_Given exercise:_ Output all the entries word for word. Omit the pictures.

>>

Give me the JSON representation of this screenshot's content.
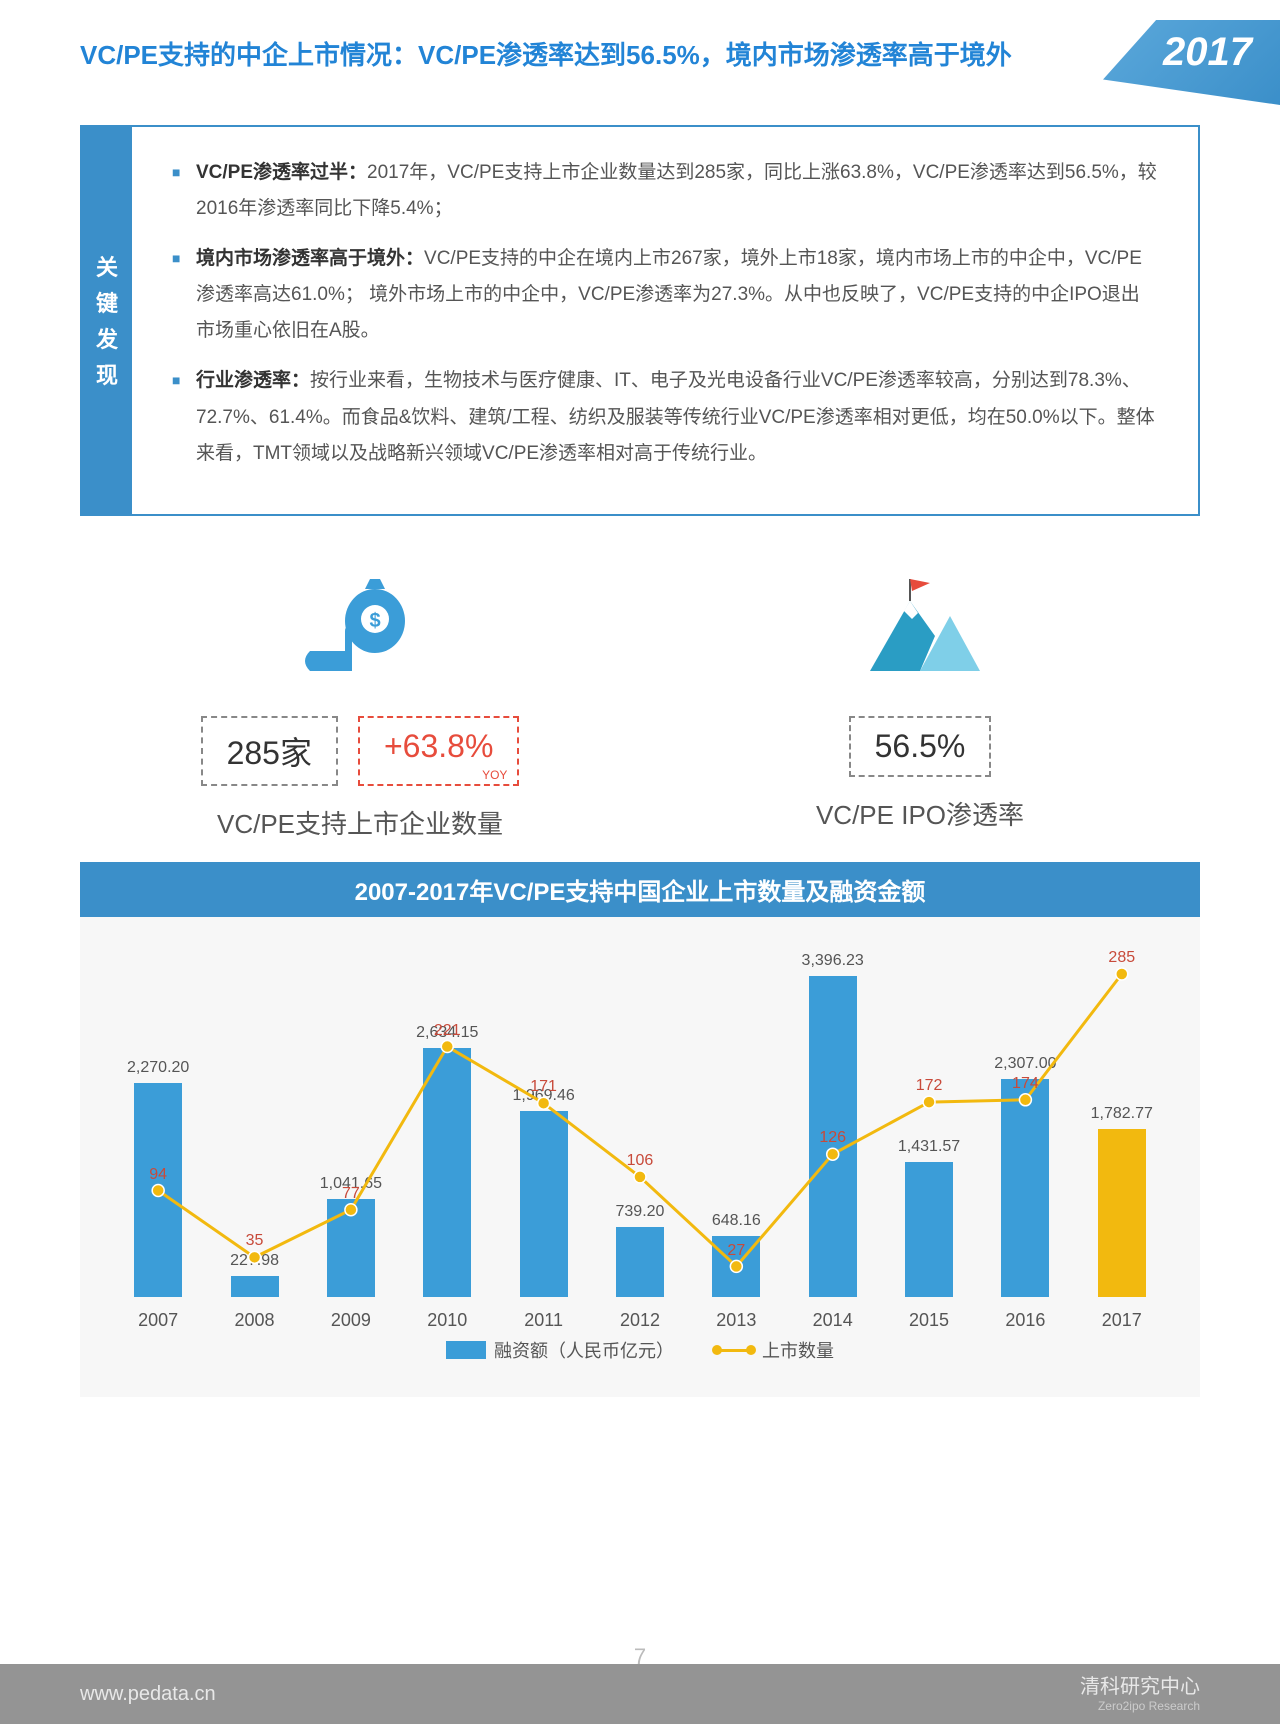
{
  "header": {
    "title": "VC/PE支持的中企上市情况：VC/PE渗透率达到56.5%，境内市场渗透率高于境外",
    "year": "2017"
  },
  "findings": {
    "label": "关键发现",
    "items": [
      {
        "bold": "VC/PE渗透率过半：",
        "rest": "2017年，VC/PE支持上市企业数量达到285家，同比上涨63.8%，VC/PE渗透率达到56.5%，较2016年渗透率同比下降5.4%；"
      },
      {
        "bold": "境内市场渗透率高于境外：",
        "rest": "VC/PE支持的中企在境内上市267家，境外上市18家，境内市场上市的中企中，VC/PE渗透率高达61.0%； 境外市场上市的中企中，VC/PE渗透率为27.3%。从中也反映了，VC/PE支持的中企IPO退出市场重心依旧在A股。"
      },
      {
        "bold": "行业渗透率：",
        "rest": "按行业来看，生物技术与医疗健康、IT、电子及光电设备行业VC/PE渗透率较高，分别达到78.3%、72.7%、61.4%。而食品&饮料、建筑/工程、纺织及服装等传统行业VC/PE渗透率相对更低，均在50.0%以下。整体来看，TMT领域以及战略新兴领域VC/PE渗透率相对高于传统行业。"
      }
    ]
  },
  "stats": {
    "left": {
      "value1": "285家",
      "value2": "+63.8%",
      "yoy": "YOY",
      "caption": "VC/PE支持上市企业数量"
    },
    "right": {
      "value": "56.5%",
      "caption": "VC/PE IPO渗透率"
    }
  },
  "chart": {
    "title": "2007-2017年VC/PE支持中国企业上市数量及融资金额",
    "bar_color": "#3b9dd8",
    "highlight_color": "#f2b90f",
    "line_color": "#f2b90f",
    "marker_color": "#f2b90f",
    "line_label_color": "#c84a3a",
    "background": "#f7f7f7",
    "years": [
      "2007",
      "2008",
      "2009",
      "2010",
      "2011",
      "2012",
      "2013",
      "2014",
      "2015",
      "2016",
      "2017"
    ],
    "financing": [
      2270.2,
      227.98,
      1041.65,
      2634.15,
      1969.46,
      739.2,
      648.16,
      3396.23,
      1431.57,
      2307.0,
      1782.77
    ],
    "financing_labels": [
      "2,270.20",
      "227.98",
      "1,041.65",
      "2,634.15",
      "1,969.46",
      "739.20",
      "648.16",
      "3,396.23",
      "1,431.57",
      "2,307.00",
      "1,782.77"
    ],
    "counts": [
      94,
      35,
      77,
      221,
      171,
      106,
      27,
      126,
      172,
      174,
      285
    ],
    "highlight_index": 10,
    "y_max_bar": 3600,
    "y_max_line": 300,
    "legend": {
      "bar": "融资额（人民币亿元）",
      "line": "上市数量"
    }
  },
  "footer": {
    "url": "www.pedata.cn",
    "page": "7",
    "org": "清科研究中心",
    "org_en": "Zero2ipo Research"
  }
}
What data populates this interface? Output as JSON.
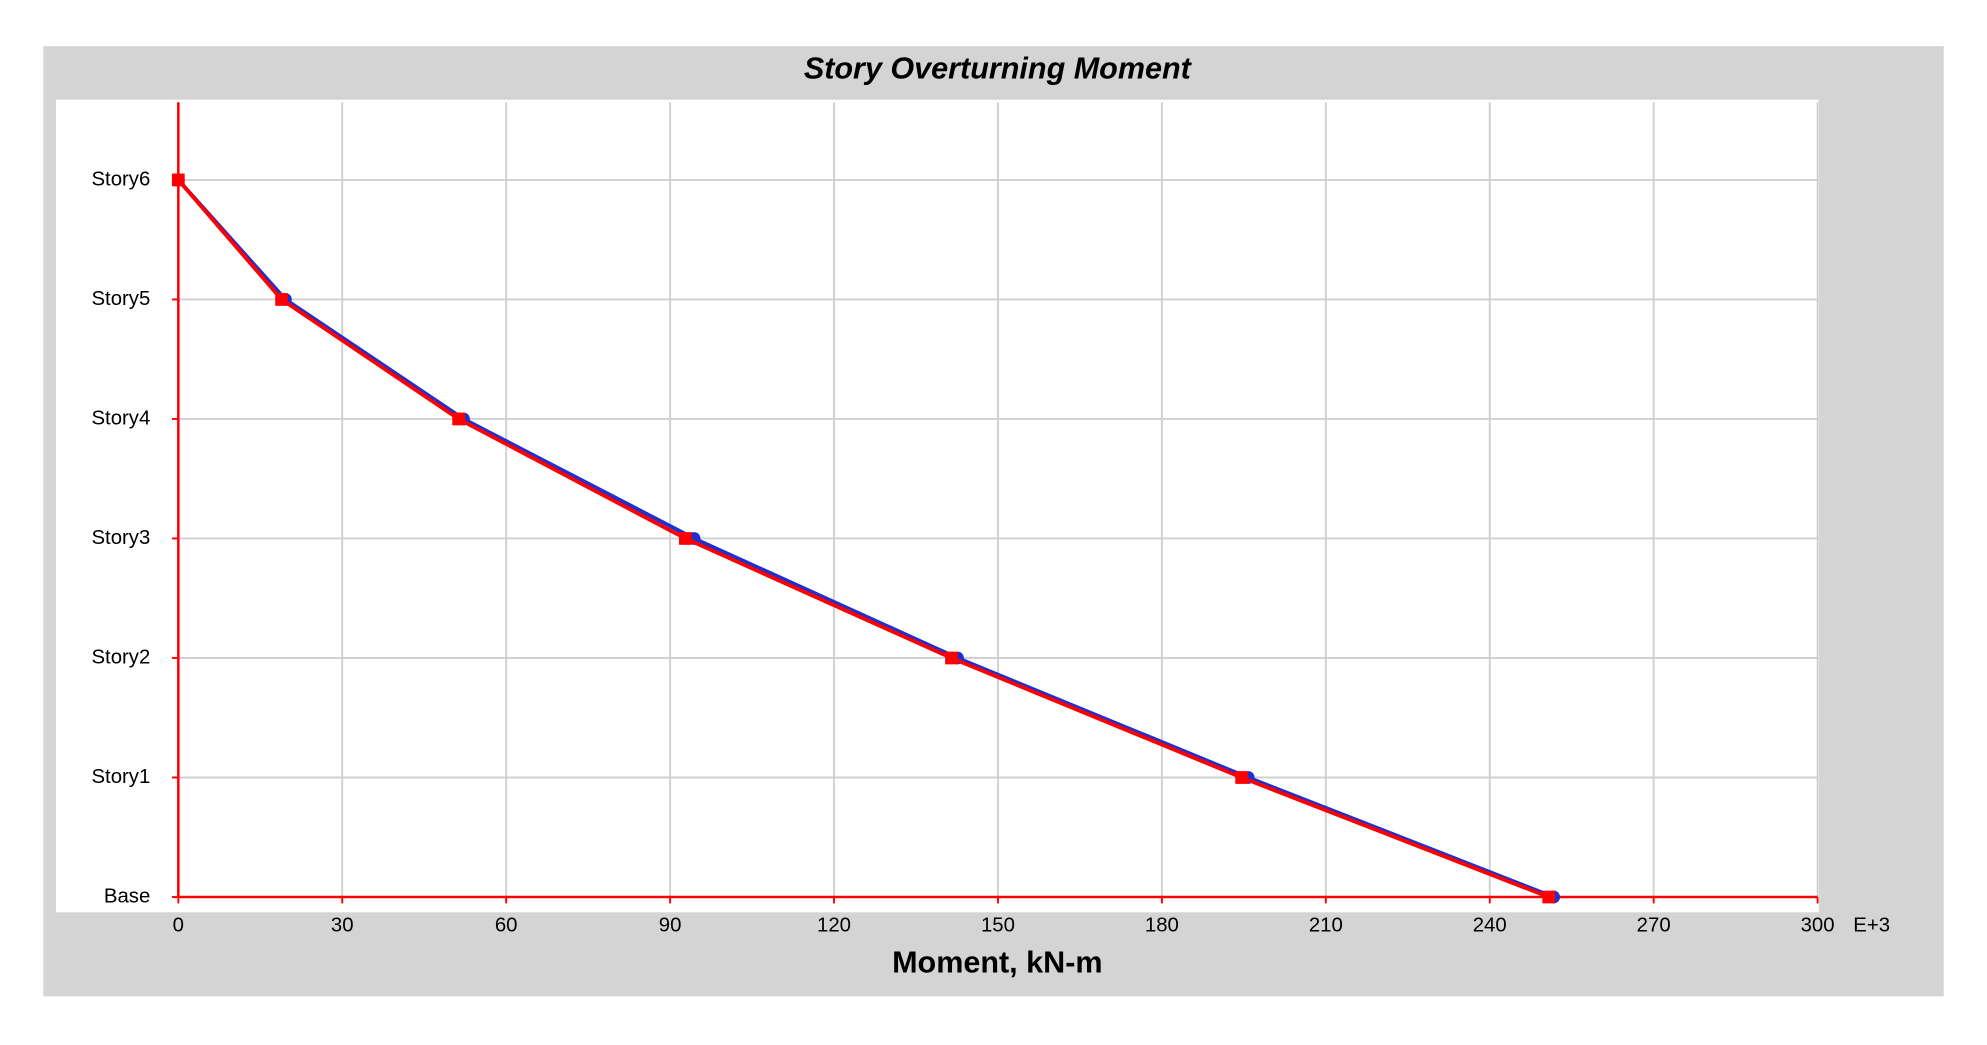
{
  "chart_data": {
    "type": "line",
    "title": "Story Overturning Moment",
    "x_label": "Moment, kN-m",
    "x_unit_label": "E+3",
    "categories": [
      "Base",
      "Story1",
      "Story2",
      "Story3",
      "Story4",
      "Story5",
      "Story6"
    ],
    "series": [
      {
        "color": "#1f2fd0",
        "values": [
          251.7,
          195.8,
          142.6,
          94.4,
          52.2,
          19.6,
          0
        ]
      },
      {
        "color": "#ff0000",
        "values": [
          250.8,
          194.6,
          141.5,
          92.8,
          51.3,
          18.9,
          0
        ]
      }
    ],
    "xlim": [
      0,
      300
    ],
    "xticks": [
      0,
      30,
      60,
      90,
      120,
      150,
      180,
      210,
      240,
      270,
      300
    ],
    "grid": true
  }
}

<<

_Result of the task:_
Give me the JSON representation of this screenshot's content.
{
  "header": {
    "title": "VC/PE支持的中企上市情况：VC/PE渗透率达到56.5%，境内市场渗透率高于境外",
    "year": "2017"
  },
  "findings": {
    "label": "关键发现",
    "items": [
      {
        "bold": "VC/PE渗透率过半：",
        "rest": "2017年，VC/PE支持上市企业数量达到285家，同比上涨63.8%，VC/PE渗透率达到56.5%，较2016年渗透率同比下降5.4%；"
      },
      {
        "bold": "境内市场渗透率高于境外：",
        "rest": "VC/PE支持的中企在境内上市267家，境外上市18家，境内市场上市的中企中，VC/PE渗透率高达61.0%； 境外市场上市的中企中，VC/PE渗透率为27.3%。从中也反映了，VC/PE支持的中企IPO退出市场重心依旧在A股。"
      },
      {
        "bold": "行业渗透率：",
        "rest": "按行业来看，生物技术与医疗健康、IT、电子及光电设备行业VC/PE渗透率较高，分别达到78.3%、72.7%、61.4%。而食品&饮料、建筑/工程、纺织及服装等传统行业VC/PE渗透率相对更低，均在50.0%以下。整体来看，TMT领域以及战略新兴领域VC/PE渗透率相对高于传统行业。"
      }
    ]
  },
  "stats": {
    "left": {
      "value1": "285家",
      "value2": "+63.8%",
      "yoy": "YOY",
      "caption": "VC/PE支持上市企业数量"
    },
    "right": {
      "value": "56.5%",
      "caption": "VC/PE IPO渗透率"
    }
  },
  "chart": {
    "title": "2007-2017年VC/PE支持中国企业上市数量及融资金额",
    "bar_color": "#3b9dd8",
    "highlight_color": "#f2b90f",
    "line_color": "#f2b90f",
    "marker_color": "#f2b90f",
    "line_label_color": "#c84a3a",
    "background": "#f7f7f7",
    "years": [
      "2007",
      "2008",
      "2009",
      "2010",
      "2011",
      "2012",
      "2013",
      "2014",
      "2015",
      "2016",
      "2017"
    ],
    "financing": [
      2270.2,
      227.98,
      1041.65,
      2634.15,
      1969.46,
      739.2,
      648.16,
      3396.23,
      1431.57,
      2307.0,
      1782.77
    ],
    "financing_labels": [
      "2,270.20",
      "227.98",
      "1,041.65",
      "2,634.15",
      "1,969.46",
      "739.20",
      "648.16",
      "3,396.23",
      "1,431.57",
      "2,307.00",
      "1,782.77"
    ],
    "counts": [
      94,
      35,
      77,
      221,
      171,
      106,
      27,
      126,
      172,
      174,
      285
    ],
    "highlight_index": 10,
    "y_max_bar": 3600,
    "y_max_line": 300,
    "legend": {
      "bar": "融资额（人民币亿元）",
      "line": "上市数量"
    }
  },
  "footer": {
    "url": "www.pedata.cn",
    "page": "7",
    "org": "清科研究中心",
    "org_en": "Zero2ipo Research"
  }
}
What data populates this interface? Output as JSON.
{
  "chart_data": {
    "type": "line",
    "title": "Story Overturning Moment",
    "x_label": "Moment, kN-m",
    "x_unit_label": "E+3",
    "categories": [
      "Base",
      "Story1",
      "Story2",
      "Story3",
      "Story4",
      "Story5",
      "Story6"
    ],
    "series": [
      {
        "color": "#1f2fd0",
        "values": [
          251.7,
          195.8,
          142.6,
          94.4,
          52.2,
          19.6,
          0
        ]
      },
      {
        "color": "#ff0000",
        "values": [
          250.8,
          194.6,
          141.5,
          92.8,
          51.3,
          18.9,
          0
        ]
      }
    ],
    "xlim": [
      0,
      300
    ],
    "xticks": [
      0,
      30,
      60,
      90,
      120,
      150,
      180,
      210,
      240,
      270,
      300
    ],
    "grid": true
  }
}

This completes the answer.